- What to work on
Your response should reproduce every line of the entries that contains the word "absence".

─── Data for this exercise ───

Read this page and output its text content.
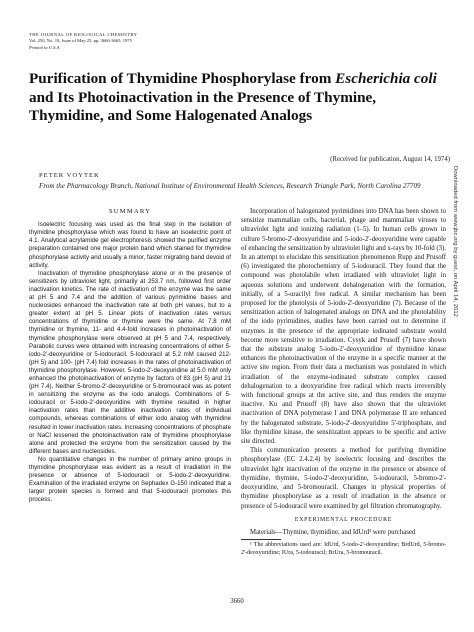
THE JOURNAL OF BIOLOGICAL CHEMISTRY
Vol. 250, No. 10, Issue of May 25, pp. 3660-3665, 1975
Printed in U.S.A.
Purification of Thymidine Phosphorylase from Escherichia coli and Its Photoinactivation in the Presence of Thymine, Thymidine, and Some Halogenated Analogs
(Received for publication, August 14, 1974)
PETER VOYTEK
From the Pharmacology Branch, National Institute of Environmental Health Sciences, Research Triangle Park, North Carolina 27709	Downloaded from www.jbc.org by guest, on April 14, 2012
SUMMARY

Isoelectric focusing was used as the final step in the isolation of thymidine phosphorylase which was found to have an isoelectric point of 4.1. Analytical acrylamide gel electrophoresis showed the purified enzyme preparation contained one major protein band which stained for thymidine phosphorylase activity and usually a minor, faster migrating band devoid of activity.

Inactivation of thymidine phosphorylase alone or in the presence of sensitizers by ultraviolet light, primarily at 253.7 nm, followed first order inactivation kinetics. The rate of inactivation of the enzyme was the same at pH 5 and 7.4 and the addition of various pyrimidine bases and nucleosides enhanced the inactivation rate at both pH values, but to a greater extent at pH 5. Linear plots of inactivation rates versus concentrations of thymidine or thymine were the same. At 7.8 mM thymidine or thymine, 11- and 4.4-fold increases in photoinactivation of thymidine phosphorylase were observed at pH 5 and 7.4, respectively. Parabolic curves were obtained with increasing concentrations of either 5-iodo-2'-deoxyuridine or 5-iodouracil. 5-Iodouracil at 5.2 mM caused 212- (pH 5) and 100- (pH 7.4) fold increases in the rates of photoinactivation of thymidine phosphorylase. However, 5-iodo-2'-deoxyuridine at 5.0 mM only enhanced the photoinactivation of enzyme by factors of 83 (pH 5) and 21 (pH 7.4). Neither 5-bromo-2'-deoxyuridine or 5-bromouracil was as potent in sensitizing the enzyme as the iodo analogs. Combinations of 5-iodouracil or 5-iodo-2'-deoxyuridine with thymine resulted in higher inactivation rates than the additive inactivation rates of individual compounds, whereas combinations of either iodo analog with thymidine resulted in lower inactivation rates. Increasing concentrations of phosphate or NaCl lessened the photoinactivation rate of thymidine phosphorylase alone and protected the enzyme from the sensitization caused by the different bases and nucleosides.

No quantitative changes in the number of primary amino groups in thymidine phosphorylase was evident as a result of irradiation in the presence or absence of 5-iodouracil or 5-iodo-2'-deoxyuridine. Examination of the irradiated enzyme on Sephadex G-150 indicated that a larger protein species is formed and that 5-iodouracil promotes this process.

Incorporation of halogenated pyrimidines into DNA has been shown to sensitize mammalian cells, bacterial, phage and mammalian viruses to ultraviolet light and ionizing radiation (1–5). In human cells grown in culture 5-bromo-2'-deoxyuridine and 5-iodo-2'-deoxyuridine were capable of enhancing the sensitization by ultraviolet light and x-rays by 10-fold (3). In an attempt to elucidate this sensitization phenomenon Rupp and Prusoff (6) investigated the photochemistry of 5-iodouracil. They found that the compound was photolabile when irradiated with ultraviolet light in aqueous solutions and underwent dehalogenation with the formation, initially, of a 5-uracilyl free radical. A similar mechanism has been proposed for the photolysis of 5-iodo-2'-deoxyuridine (7). Because of the sensitization action of halogenated analogs on DNA and the photolability of the iodo pyrimidines, studies have been carried out to determine if enzymes in the presence of the appropriate iodinated substrate would become more sensitive to irradiation. Cysyk and Prusoff (7) have shown that the substrate analog 5-iodo-2'-deoxyuridine of thymidine kinase enhances the photoinactivation of the enzyme in a specific manner at the active site region. From their data a mechanism was postulated in which irradiation of the enzyme-iodinated substrate complex caused dehalogenation to a deoxyuridine free radical which reacts irreversibly with functional groups at the active site, and thus renders the enzyme inactive. Ku and Prusoff (8) have also shown that the ultraviolet inactivation of DNA polymerase I and DNA polymerase II are enhanced by the halogenated substrate, 5-iodo-2'-deoxyuridine 5'-triphosphate, and like thymidine kinase, the sensitization appears to be specific and active site directed.

This communication presents a method for purifying thymidine phosphorylase (EC 2.4.2.4) by isoelectric focusing and describes the ultraviolet light inactivation of the enzyme in the presence or absence of thymidine, thymine, 5-iodo-2'-deoxyuridine, 5-iodouracil, 5-bromo-2'-deoxyuridine, and 5-bromouracil. Changes in physical properties of thymidine phosphorylase as a result of irradiation in the absence or presence of 5-iodouracil were examined by gel filtration chromatography.

EXPERIMENTAL PROCEDURE

Materials—Thymine, thymidine, and IdUrd¹ were purchased

¹ The abbreviations used are: IdUrd, 5-iodo-2'-deoxyuridine; BrdUrd, 5-bromo-2'-deoxyuridine; IUra, 5-iodouracil; BrUra, 5-bromouracil.

3660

───

- Output of the task
No quantitative changes in the number of primary amino groups in thymidine phosphorylase was evident as a result of irradiation in the presence or absence of 5-iodouracil or 5-iodo-2'-deoxyuridine. Examination of the irradiated enzyme on Sephadex G-150 indicated that a larger protein species is formed and that 5-iodouracil promotes this process.
This communication presents a method for purifying thymidine phosphorylase (EC 2.4.2.4) by isoelectric focusing and describes the ultraviolet light inactivation of the enzyme in the presence or absence of thymidine, thymine, 5-iodo-2'-deoxyuridine, 5-iodouracil, 5-bromo-2'-deoxyuridine, and 5-bromouracil. Changes in physical properties of thymidine phosphorylase as a result of irradiation in the absence or presence of 5-iodouracil were examined by gel filtration chromatography.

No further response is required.